(Given information)

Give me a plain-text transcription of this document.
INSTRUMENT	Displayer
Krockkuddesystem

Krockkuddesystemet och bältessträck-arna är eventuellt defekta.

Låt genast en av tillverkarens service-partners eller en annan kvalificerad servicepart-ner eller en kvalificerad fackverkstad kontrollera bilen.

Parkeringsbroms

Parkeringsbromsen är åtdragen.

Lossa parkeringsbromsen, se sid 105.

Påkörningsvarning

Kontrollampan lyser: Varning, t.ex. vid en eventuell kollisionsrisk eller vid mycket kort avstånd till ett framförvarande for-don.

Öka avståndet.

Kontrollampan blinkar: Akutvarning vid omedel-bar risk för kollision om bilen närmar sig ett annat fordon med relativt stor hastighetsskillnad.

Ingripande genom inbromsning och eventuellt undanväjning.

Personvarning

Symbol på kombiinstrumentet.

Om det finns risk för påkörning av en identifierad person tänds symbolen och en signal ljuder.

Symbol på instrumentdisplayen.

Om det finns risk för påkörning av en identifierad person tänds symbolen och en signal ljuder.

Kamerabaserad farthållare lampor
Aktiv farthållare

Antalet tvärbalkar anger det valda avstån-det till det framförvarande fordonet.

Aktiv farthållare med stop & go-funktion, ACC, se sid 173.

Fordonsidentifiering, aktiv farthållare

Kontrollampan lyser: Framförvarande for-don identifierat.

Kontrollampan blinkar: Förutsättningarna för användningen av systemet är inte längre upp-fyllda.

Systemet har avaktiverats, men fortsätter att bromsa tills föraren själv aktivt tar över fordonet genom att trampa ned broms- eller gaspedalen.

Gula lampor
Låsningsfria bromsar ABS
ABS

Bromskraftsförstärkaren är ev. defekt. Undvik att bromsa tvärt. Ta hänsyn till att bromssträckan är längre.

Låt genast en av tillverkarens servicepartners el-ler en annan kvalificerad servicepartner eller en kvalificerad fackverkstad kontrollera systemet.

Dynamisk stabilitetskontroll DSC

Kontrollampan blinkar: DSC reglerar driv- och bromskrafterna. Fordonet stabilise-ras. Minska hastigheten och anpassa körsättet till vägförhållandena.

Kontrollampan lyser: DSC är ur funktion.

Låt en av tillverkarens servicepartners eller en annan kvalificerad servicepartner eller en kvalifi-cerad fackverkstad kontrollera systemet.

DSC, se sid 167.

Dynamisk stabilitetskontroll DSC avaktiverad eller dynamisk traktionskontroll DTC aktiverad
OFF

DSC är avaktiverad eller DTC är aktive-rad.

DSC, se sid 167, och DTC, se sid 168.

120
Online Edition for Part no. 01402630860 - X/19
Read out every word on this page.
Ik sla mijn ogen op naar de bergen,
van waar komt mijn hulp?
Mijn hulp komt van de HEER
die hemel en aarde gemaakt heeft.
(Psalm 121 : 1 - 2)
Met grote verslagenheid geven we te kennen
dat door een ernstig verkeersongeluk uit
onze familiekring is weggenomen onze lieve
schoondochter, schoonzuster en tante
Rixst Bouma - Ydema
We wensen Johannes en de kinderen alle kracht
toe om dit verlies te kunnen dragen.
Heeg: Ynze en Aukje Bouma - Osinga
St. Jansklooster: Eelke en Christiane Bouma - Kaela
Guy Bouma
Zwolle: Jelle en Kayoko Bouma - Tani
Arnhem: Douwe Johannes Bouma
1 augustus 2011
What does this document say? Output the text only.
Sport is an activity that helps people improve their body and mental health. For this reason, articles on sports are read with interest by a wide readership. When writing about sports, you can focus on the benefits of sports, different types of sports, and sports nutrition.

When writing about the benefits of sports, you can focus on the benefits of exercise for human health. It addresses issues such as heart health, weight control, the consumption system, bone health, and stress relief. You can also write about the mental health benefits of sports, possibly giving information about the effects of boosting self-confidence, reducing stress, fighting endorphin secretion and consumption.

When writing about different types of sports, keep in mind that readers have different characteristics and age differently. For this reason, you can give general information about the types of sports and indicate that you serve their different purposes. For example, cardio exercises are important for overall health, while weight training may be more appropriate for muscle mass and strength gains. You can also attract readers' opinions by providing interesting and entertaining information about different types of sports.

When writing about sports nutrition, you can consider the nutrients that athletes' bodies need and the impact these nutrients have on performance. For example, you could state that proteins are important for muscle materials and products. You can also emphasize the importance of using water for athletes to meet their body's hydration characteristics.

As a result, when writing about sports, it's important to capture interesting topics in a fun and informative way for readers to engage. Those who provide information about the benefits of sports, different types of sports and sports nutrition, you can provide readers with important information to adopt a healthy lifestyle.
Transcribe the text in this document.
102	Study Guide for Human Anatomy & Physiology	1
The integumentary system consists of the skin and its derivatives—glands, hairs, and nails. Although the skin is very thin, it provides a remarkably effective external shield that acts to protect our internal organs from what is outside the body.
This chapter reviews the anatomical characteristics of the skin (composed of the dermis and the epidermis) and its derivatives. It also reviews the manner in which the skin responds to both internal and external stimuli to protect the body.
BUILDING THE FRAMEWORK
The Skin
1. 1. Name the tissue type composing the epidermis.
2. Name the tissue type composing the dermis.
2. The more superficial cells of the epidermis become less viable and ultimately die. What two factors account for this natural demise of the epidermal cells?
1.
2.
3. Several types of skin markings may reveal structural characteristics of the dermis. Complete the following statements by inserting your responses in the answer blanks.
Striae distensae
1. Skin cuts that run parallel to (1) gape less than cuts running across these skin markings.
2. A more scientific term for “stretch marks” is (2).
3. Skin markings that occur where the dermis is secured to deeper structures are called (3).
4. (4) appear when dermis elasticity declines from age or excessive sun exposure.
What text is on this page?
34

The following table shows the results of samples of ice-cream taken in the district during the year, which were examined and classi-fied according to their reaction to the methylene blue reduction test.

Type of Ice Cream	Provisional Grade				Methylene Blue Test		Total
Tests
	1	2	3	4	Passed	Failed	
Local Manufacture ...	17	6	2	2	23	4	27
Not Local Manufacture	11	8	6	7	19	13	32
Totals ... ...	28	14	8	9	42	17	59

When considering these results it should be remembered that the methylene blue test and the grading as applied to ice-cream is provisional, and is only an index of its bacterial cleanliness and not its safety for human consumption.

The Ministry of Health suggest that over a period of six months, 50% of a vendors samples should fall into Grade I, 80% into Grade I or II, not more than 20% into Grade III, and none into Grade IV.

(End Given information)

Exercise> Repeat, word for word, all of the data shown above.

Answer for this exercise>
Give me a plain-text transcription of this document.
INSTRUMENT	Displayer
Krockkuddesystem

Krockkuddesystemet och bältessträck-arna är eventuellt defekta.

Låt genast en av tillverkarens service-partners eller en annan kvalificerad servicepart-ner eller en kvalificerad fackverkstad kontrollera bilen.

Parkeringsbroms

Parkeringsbromsen är åtdragen.

Lossa parkeringsbromsen, se sid 105.

Påkörningsvarning

Kontrollampan lyser: Varning, t.ex. vid en eventuell kollisionsrisk eller vid mycket kort avstånd till ett framförvarande for-don.

Öka avståndet.

Kontrollampan blinkar: Akutvarning vid omedel-bar risk för kollision om bilen närmar sig ett annat fordon med relativt stor hastighetsskillnad.

Ingripande genom inbromsning och eventuellt undanväjning.

Personvarning

Symbol på kombiinstrumentet.

Om det finns risk för påkörning av en identifierad person tänds symbolen och en signal ljuder.

Symbol på instrumentdisplayen.

Om det finns risk för påkörning av en identifierad person tänds symbolen och en signal ljuder.

Kamerabaserad farthållare lampor
Aktiv farthållare

Antalet tvärbalkar anger det valda avstån-det till det framförvarande fordonet.

Aktiv farthållare med stop & go-funktion, ACC, se sid 173.

Fordonsidentifiering, aktiv farthållare

Kontrollampan lyser: Framförvarande for-don identifierat.

Kontrollampan blinkar: Förutsättningarna för användningen av systemet är inte längre upp-fyllda.

Systemet har avaktiverats, men fortsätter att bromsa tills föraren själv aktivt tar över fordonet genom att trampa ned broms- eller gaspedalen.

Gula lampor
Låsningsfria bromsar ABS
ABS

Bromskraftsförstärkaren är ev. defekt. Undvik att bromsa tvärt. Ta hänsyn till att bromssträckan är längre.

Låt genast en av tillverkarens servicepartners el-ler en annan kvalificerad servicepartner eller en kvalificerad fackverkstad kontrollera systemet.

Dynamisk stabilitetskontroll DSC

Kontrollampan blinkar: DSC reglerar driv- och bromskrafterna. Fordonet stabilise-ras. Minska hastigheten och anpassa körsättet till vägförhållandena.

Kontrollampan lyser: DSC är ur funktion.

Låt en av tillverkarens servicepartners eller en annan kvalificerad servicepartner eller en kvalifi-cerad fackverkstad kontrollera systemet.

DSC, se sid 167.

Dynamisk stabilitetskontroll DSC avaktiverad eller dynamisk traktionskontroll DTC aktiverad
OFF

DSC är avaktiverad eller DTC är aktive-rad.

DSC, se sid 167, och DTC, se sid 168.

120
Online Edition for Part no. 01402630860 - X/19
Read out every word on this page.
Ik sla mijn ogen op naar de bergen,
van waar komt mijn hulp?
Mijn hulp komt van de HEER
die hemel en aarde gemaakt heeft.
(Psalm 121 : 1 - 2)
Met grote verslagenheid geven we te kennen
dat door een ernstig verkeersongeluk uit
onze familiekring is weggenomen onze lieve
schoondochter, schoonzuster en tante
Rixst Bouma - Ydema
We wensen Johannes en de kinderen alle kracht
toe om dit verlies te kunnen dragen.
Heeg: Ynze en Aukje Bouma - Osinga
St. Jansklooster: Eelke en Christiane Bouma - Kaela
Guy Bouma
Zwolle: Jelle en Kayoko Bouma - Tani
Arnhem: Douwe Johannes Bouma
1 augustus 2011
What does this document say? Output the text only.
Sport is an activity that helps people improve their body and mental health. For this reason, articles on sports are read with interest by a wide readership. When writing about sports, you can focus on the benefits of sports, different types of sports, and sports nutrition.

When writing about the benefits of sports, you can focus on the benefits of exercise for human health. It addresses issues such as heart health, weight control, the consumption system, bone health, and stress relief. You can also write about the mental health benefits of sports, possibly giving information about the effects of boosting self-confidence, reducing stress, fighting endorphin secretion and consumption.

When writing about different types of sports, keep in mind that readers have different characteristics and age differently. For this reason, you can give general information about the types of sports and indicate that you serve their different purposes. For example, cardio exercises are important for overall health, while weight training may be more appropriate for muscle mass and strength gains. You can also attract readers' opinions by providing interesting and entertaining information about different types of sports.

When writing about sports nutrition, you can consider the nutrients that athletes' bodies need and the impact these nutrients have on performance. For example, you could state that proteins are important for muscle materials and products. You can also emphasize the importance of using water for athletes to meet their body's hydration characteristics.

As a result, when writing about sports, it's important to capture interesting topics in a fun and informative way for readers to engage. Those who provide information about the benefits of sports, different types of sports and sports nutrition, you can provide readers with important information to adopt a healthy lifestyle.
Transcribe the text in this document.
102	Study Guide for Human Anatomy & Physiology	1
The integumentary system consists of the skin and its derivatives—glands, hairs, and nails. Although the skin is very thin, it provides a remarkably effective external shield that acts to protect our internal organs from what is outside the body.
This chapter reviews the anatomical characteristics of the skin (composed of the dermis and the epidermis) and its derivatives. It also reviews the manner in which the skin responds to both internal and external stimuli to protect the body.
BUILDING THE FRAMEWORK
The Skin
1. 1. Name the tissue type composing the epidermis.
2. Name the tissue type composing the dermis.
2. The more superficial cells of the epidermis become less viable and ultimately die. What two factors account for this natural demise of the epidermal cells?
1.
2.
3. Several types of skin markings may reveal structural characteristics of the dermis. Complete the following statements by inserting your responses in the answer blanks.
Striae distensae
1. Skin cuts that run parallel to (1) gape less than cuts running across these skin markings.
2. A more scientific term for “stretch marks” is (2).
3. Skin markings that occur where the dermis is secured to deeper structures are called (3).
4. (4) appear when dermis elasticity declines from age or excessive sun exposure.
What text is on this page?
34

The following table shows the results of samples of ice-cream taken in the district during the year, which were examined and classi-fied according to their reaction to the methylene blue reduction test.

Type of Ice Cream	Provisional Grade				Methylene Blue Test		Total
Tests
	1	2	3	4	Passed	Failed	
Local Manufacture ...	17	6	2	2	23	4	27
Not Local Manufacture	11	8	6	7	19	13	32
Totals ... ...	28	14	8	9	42	17	59

When considering these results it should be remembered that the methylene blue test and the grading as applied to ice-cream is provisional, and is only an index of its bacterial cleanliness and not its safety for human consumption.

The Ministry of Health suggest that over a period of six months, 50% of a vendors samples should fall into Grade I, 80% into Grade I or II, not more than 20% into Grade III, and none into Grade IV.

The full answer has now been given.